=== THE EXERCISE ===
Copy out each line exactly as it appears.

####

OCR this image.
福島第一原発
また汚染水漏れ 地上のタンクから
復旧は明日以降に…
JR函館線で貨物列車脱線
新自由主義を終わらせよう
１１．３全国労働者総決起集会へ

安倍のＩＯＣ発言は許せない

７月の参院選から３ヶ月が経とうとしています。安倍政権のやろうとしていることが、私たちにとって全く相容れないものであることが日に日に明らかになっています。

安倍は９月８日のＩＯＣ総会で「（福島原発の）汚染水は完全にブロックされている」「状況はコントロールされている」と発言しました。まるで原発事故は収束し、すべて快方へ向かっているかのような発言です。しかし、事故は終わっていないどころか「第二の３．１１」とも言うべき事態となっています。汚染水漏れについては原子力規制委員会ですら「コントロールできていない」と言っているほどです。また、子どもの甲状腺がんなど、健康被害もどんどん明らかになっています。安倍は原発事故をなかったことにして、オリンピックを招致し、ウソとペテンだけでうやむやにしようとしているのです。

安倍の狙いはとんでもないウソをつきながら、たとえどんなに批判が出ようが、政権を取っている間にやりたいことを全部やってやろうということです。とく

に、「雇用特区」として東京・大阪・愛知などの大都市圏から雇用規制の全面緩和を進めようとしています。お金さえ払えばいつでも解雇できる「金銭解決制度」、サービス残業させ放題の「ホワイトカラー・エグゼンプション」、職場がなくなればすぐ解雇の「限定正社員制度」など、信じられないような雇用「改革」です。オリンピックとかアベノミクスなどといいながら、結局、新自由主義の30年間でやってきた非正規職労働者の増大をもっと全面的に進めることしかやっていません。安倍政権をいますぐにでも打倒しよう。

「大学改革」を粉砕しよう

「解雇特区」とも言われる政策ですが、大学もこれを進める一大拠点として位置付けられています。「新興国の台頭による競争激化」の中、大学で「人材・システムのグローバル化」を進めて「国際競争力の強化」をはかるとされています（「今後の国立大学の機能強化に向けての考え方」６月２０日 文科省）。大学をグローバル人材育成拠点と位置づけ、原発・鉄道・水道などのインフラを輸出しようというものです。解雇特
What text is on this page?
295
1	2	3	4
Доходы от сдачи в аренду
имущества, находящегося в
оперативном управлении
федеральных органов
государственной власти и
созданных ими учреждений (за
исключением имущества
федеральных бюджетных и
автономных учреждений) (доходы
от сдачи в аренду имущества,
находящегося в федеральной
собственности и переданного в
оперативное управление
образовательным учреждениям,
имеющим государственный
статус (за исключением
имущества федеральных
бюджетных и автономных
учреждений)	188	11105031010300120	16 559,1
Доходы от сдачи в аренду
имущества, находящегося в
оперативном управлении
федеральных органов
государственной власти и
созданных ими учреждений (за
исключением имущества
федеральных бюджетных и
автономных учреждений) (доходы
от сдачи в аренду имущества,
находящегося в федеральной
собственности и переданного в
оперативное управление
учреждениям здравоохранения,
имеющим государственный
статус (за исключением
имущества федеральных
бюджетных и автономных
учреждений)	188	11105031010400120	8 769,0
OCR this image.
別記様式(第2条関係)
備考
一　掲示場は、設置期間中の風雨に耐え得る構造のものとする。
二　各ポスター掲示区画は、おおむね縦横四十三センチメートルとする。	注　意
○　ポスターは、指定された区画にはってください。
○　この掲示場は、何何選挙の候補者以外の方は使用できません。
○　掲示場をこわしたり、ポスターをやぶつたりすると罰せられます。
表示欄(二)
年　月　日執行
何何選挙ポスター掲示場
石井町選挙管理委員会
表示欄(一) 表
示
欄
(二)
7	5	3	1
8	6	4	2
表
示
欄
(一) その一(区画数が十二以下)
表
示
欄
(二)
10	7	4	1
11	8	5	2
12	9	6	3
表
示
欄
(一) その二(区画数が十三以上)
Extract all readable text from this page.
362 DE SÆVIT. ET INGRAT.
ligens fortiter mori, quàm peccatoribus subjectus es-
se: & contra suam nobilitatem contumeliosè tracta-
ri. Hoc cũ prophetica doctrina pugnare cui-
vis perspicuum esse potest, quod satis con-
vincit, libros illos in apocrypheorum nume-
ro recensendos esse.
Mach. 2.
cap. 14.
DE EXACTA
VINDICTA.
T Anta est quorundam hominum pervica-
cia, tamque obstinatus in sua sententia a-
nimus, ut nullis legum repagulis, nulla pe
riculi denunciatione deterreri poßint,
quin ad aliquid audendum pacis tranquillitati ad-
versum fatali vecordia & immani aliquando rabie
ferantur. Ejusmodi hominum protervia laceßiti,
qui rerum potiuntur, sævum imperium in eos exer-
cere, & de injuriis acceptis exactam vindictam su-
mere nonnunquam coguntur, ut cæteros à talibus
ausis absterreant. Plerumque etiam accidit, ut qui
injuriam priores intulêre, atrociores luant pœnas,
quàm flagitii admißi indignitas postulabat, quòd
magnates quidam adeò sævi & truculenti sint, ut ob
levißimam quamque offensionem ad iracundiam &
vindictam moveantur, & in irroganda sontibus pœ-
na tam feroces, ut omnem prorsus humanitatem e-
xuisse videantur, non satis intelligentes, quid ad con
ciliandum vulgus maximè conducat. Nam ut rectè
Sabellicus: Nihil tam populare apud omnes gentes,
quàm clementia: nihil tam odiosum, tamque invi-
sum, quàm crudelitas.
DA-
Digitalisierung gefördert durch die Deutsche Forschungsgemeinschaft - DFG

####

=== WRITTEN SOLUTION ===
OCR this image.
福島第一原発
また汚染水漏れ 地上のタンクから
復旧は明日以降に…
JR函館線で貨物列車脱線
新自由主義を終わらせよう
１１．３全国労働者総決起集会へ

安倍のＩＯＣ発言は許せない

７月の参院選から３ヶ月が経とうとしています。安倍政権のやろうとしていることが、私たちにとって全く相容れないものであることが日に日に明らかになっています。

安倍は９月８日のＩＯＣ総会で「（福島原発の）汚染水は完全にブロックされている」「状況はコントロールされている」と発言しました。まるで原発事故は収束し、すべて快方へ向かっているかのような発言です。しかし、事故は終わっていないどころか「第二の３．１１」とも言うべき事態となっています。汚染水漏れについては原子力規制委員会ですら「コントロールできていない」と言っているほどです。また、子どもの甲状腺がんなど、健康被害もどんどん明らかになっています。安倍は原発事故をなかったことにして、オリンピックを招致し、ウソとペテンだけでうやむやにしようとしているのです。

安倍の狙いはとんでもないウソをつきながら、たとえどんなに批判が出ようが、政権を取っている間にやりたいことを全部やってやろうということです。とく

に、「雇用特区」として東京・大阪・愛知などの大都市圏から雇用規制の全面緩和を進めようとしています。お金さえ払えばいつでも解雇できる「金銭解決制度」、サービス残業させ放題の「ホワイトカラー・エグゼンプション」、職場がなくなればすぐ解雇の「限定正社員制度」など、信じられないような雇用「改革」です。オリンピックとかアベノミクスなどといいながら、結局、新自由主義の30年間でやってきた非正規職労働者の増大をもっと全面的に進めることしかやっていません。安倍政権をいますぐにでも打倒しよう。

「大学改革」を粉砕しよう

「解雇特区」とも言われる政策ですが、大学もこれを進める一大拠点として位置付けられています。「新興国の台頭による競争激化」の中、大学で「人材・システムのグローバル化」を進めて「国際競争力の強化」をはかるとされています（「今後の国立大学の機能強化に向けての考え方」６月２０日 文科省）。大学をグローバル人材育成拠点と位置づけ、原発・鉄道・水道などのインフラを輸出しようというものです。解雇特
What text is on this page?
295
1	2	3	4
Доходы от сдачи в аренду
имущества, находящегося в
оперативном управлении
федеральных органов
государственной власти и
созданных ими учреждений (за
исключением имущества
федеральных бюджетных и
автономных учреждений) (доходы
от сдачи в аренду имущества,
находящегося в федеральной
собственности и переданного в
оперативное управление
образовательным учреждениям,
имеющим государственный
статус (за исключением
имущества федеральных
бюджетных и автономных
учреждений)	188	11105031010300120	16 559,1
Доходы от сдачи в аренду
имущества, находящегося в
оперативном управлении
федеральных органов
государственной власти и
созданных ими учреждений (за
исключением имущества
федеральных бюджетных и
автономных учреждений) (доходы
от сдачи в аренду имущества,
находящегося в федеральной
собственности и переданного в
оперативное управление
учреждениям здравоохранения,
имеющим государственный
статус (за исключением
имущества федеральных
бюджетных и автономных
учреждений)	188	11105031010400120	8 769,0
OCR this image.
別記様式(第2条関係)
備考
一　掲示場は、設置期間中の風雨に耐え得る構造のものとする。
二　各ポスター掲示区画は、おおむね縦横四十三センチメートルとする。	注　意
○　ポスターは、指定された区画にはってください。
○　この掲示場は、何何選挙の候補者以外の方は使用できません。
○　掲示場をこわしたり、ポスターをやぶつたりすると罰せられます。
表示欄(二)
年　月　日執行
何何選挙ポスター掲示場
石井町選挙管理委員会
表示欄(一) 表
示
欄
(二)
7	5	3	1
8	6	4	2
表
示
欄
(一) その一(区画数が十二以下)
表
示
欄
(二)
10	7	4	1
11	8	5	2
12	9	6	3
表
示
欄
(一) その二(区画数が十三以上)
Extract all readable text from this page.
362 DE SÆVIT. ET INGRAT.
ligens fortiter mori, quàm peccatoribus subjectus es-
se: & contra suam nobilitatem contumeliosè tracta-
ri. Hoc cũ prophetica doctrina pugnare cui-
vis perspicuum esse potest, quod satis con-
vincit, libros illos in apocrypheorum nume-
ro recensendos esse.
Mach. 2.
cap. 14.
DE EXACTA
VINDICTA.
T Anta est quorundam hominum pervica-
cia, tamque obstinatus in sua sententia a-
nimus, ut nullis legum repagulis, nulla pe
riculi denunciatione deterreri poßint,
quin ad aliquid audendum pacis tranquillitati ad-
versum fatali vecordia & immani aliquando rabie
ferantur. Ejusmodi hominum protervia laceßiti,
qui rerum potiuntur, sævum imperium in eos exer-
cere, & de injuriis acceptis exactam vindictam su-
mere nonnunquam coguntur, ut cæteros à talibus
ausis absterreant. Plerumque etiam accidit, ut qui
injuriam priores intulêre, atrociores luant pœnas,
quàm flagitii admißi indignitas postulabat, quòd
magnates quidam adeò sævi & truculenti sint, ut ob
levißimam quamque offensionem ad iracundiam &
vindictam moveantur, & in irroganda sontibus pœ-
na tam feroces, ut omnem prorsus humanitatem e-
xuisse videantur, non satis intelligentes, quid ad con
ciliandum vulgus maximè conducat. Nam ut rectè
Sabellicus: Nihil tam populare apud omnes gentes,
quàm clementia: nihil tam odiosum, tamque invi-
sum, quàm crudelitas.
DA-
Digitalisierung gefördert durch die Deutsche Forschungsgemeinschaft - DFG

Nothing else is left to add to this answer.